-- EXERCISE PROMPT --
Word for word, print each line of the listing below; pictures stay out.

-- DATASET --
-----

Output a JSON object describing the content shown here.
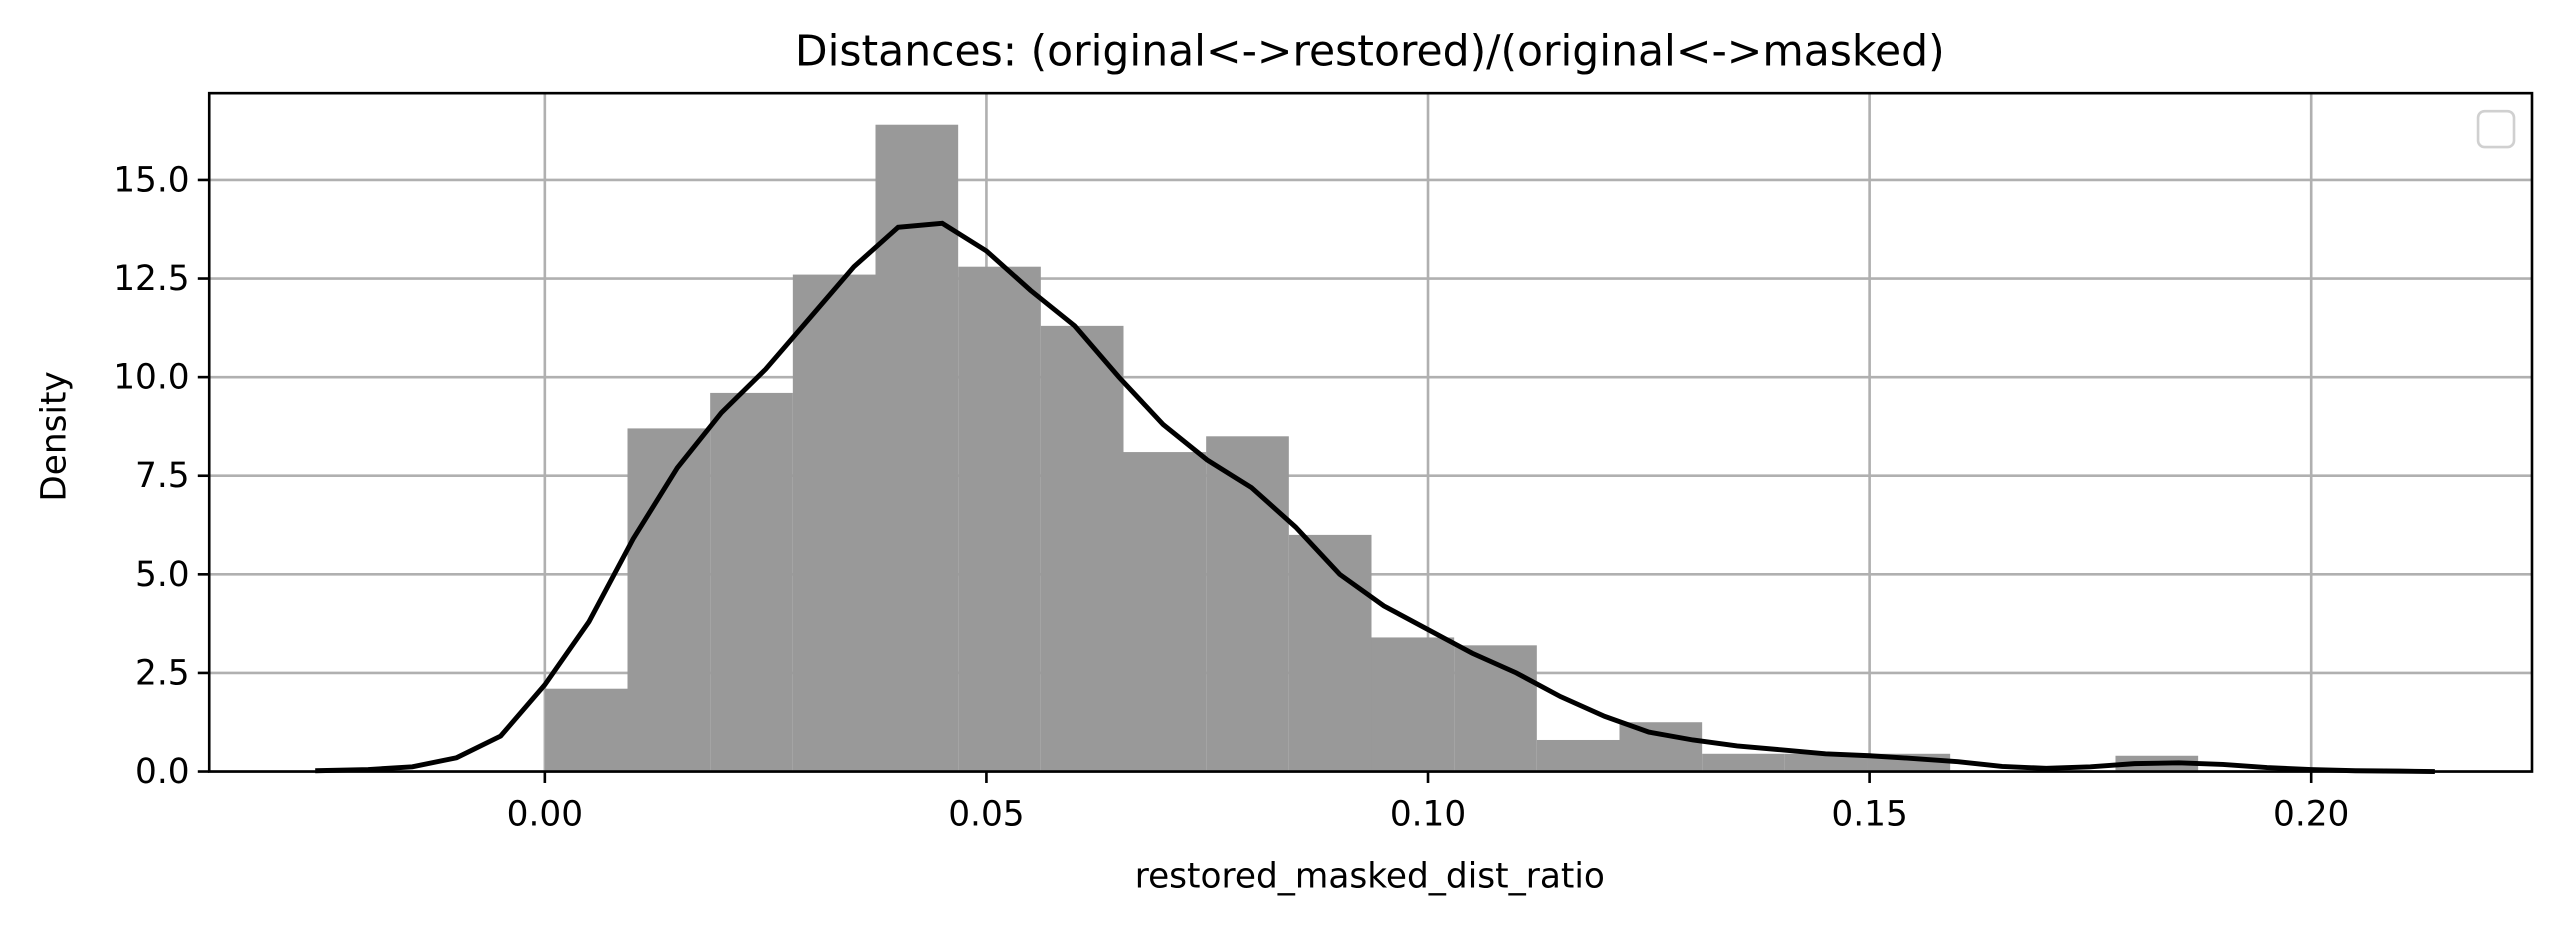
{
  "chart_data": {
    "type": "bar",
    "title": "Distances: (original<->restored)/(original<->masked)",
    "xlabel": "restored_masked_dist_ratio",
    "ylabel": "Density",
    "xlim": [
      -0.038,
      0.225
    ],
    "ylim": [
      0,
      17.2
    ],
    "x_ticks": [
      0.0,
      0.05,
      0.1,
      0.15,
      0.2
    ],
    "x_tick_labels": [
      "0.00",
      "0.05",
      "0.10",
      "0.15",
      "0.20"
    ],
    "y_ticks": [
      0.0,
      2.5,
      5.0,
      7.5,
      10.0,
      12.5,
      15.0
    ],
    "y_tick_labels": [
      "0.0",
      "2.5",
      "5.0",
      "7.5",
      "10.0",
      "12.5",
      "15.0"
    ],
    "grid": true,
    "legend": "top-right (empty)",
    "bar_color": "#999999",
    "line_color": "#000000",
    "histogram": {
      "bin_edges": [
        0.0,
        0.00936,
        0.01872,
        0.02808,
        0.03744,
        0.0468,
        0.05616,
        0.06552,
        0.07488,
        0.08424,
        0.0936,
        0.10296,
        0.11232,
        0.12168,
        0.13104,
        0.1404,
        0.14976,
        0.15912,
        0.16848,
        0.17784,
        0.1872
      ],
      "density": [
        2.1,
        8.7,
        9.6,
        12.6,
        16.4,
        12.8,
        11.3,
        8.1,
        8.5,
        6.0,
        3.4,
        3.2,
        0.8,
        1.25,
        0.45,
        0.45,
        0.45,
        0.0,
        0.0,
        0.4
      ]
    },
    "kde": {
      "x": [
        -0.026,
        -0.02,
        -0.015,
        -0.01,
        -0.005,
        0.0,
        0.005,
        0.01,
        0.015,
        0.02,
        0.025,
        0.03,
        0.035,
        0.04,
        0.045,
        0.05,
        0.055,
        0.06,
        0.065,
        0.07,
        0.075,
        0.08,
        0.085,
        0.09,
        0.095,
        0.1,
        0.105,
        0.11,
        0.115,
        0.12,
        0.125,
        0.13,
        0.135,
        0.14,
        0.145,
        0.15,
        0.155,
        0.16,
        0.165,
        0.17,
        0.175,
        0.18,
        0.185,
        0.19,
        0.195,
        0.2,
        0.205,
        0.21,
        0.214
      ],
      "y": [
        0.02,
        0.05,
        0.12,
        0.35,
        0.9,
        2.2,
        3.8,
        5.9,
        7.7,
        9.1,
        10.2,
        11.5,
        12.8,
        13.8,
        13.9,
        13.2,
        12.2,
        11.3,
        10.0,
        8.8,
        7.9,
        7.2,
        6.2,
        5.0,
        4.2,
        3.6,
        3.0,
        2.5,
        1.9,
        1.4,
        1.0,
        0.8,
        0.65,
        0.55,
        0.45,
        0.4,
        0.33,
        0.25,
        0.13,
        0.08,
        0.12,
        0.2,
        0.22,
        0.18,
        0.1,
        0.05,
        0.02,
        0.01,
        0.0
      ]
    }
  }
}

-----

-- TASK ANSWER --
Output a JSON object describing the content shown here.
{
  "chart_data": {
    "type": "bar",
    "title": "Distances: (original<->restored)/(original<->masked)",
    "xlabel": "restored_masked_dist_ratio",
    "ylabel": "Density",
    "xlim": [
      -0.038,
      0.225
    ],
    "ylim": [
      0,
      17.2
    ],
    "x_ticks": [
      0.0,
      0.05,
      0.1,
      0.15,
      0.2
    ],
    "x_tick_labels": [
      "0.00",
      "0.05",
      "0.10",
      "0.15",
      "0.20"
    ],
    "y_ticks": [
      0.0,
      2.5,
      5.0,
      7.5,
      10.0,
      12.5,
      15.0
    ],
    "y_tick_labels": [
      "0.0",
      "2.5",
      "5.0",
      "7.5",
      "10.0",
      "12.5",
      "15.0"
    ],
    "grid": true,
    "legend": "top-right (empty)",
    "bar_color": "#999999",
    "line_color": "#000000",
    "histogram": {
      "bin_edges": [
        0.0,
        0.00936,
        0.01872,
        0.02808,
        0.03744,
        0.0468,
        0.05616,
        0.06552,
        0.07488,
        0.08424,
        0.0936,
        0.10296,
        0.11232,
        0.12168,
        0.13104,
        0.1404,
        0.14976,
        0.15912,
        0.16848,
        0.17784,
        0.1872
      ],
      "density": [
        2.1,
        8.7,
        9.6,
        12.6,
        16.4,
        12.8,
        11.3,
        8.1,
        8.5,
        6.0,
        3.4,
        3.2,
        0.8,
        1.25,
        0.45,
        0.45,
        0.45,
        0.0,
        0.0,
        0.4
      ]
    },
    "kde": {
      "x": [
        -0.026,
        -0.02,
        -0.015,
        -0.01,
        -0.005,
        0.0,
        0.005,
        0.01,
        0.015,
        0.02,
        0.025,
        0.03,
        0.035,
        0.04,
        0.045,
        0.05,
        0.055,
        0.06,
        0.065,
        0.07,
        0.075,
        0.08,
        0.085,
        0.09,
        0.095,
        0.1,
        0.105,
        0.11,
        0.115,
        0.12,
        0.125,
        0.13,
        0.135,
        0.14,
        0.145,
        0.15,
        0.155,
        0.16,
        0.165,
        0.17,
        0.175,
        0.18,
        0.185,
        0.19,
        0.195,
        0.2,
        0.205,
        0.21,
        0.214
      ],
      "y": [
        0.02,
        0.05,
        0.12,
        0.35,
        0.9,
        2.2,
        3.8,
        5.9,
        7.7,
        9.1,
        10.2,
        11.5,
        12.8,
        13.8,
        13.9,
        13.2,
        12.2,
        11.3,
        10.0,
        8.8,
        7.9,
        7.2,
        6.2,
        5.0,
        4.2,
        3.6,
        3.0,
        2.5,
        1.9,
        1.4,
        1.0,
        0.8,
        0.65,
        0.55,
        0.45,
        0.4,
        0.33,
        0.25,
        0.13,
        0.08,
        0.12,
        0.2,
        0.22,
        0.18,
        0.1,
        0.05,
        0.02,
        0.01,
        0.0
      ]
    }
  }
}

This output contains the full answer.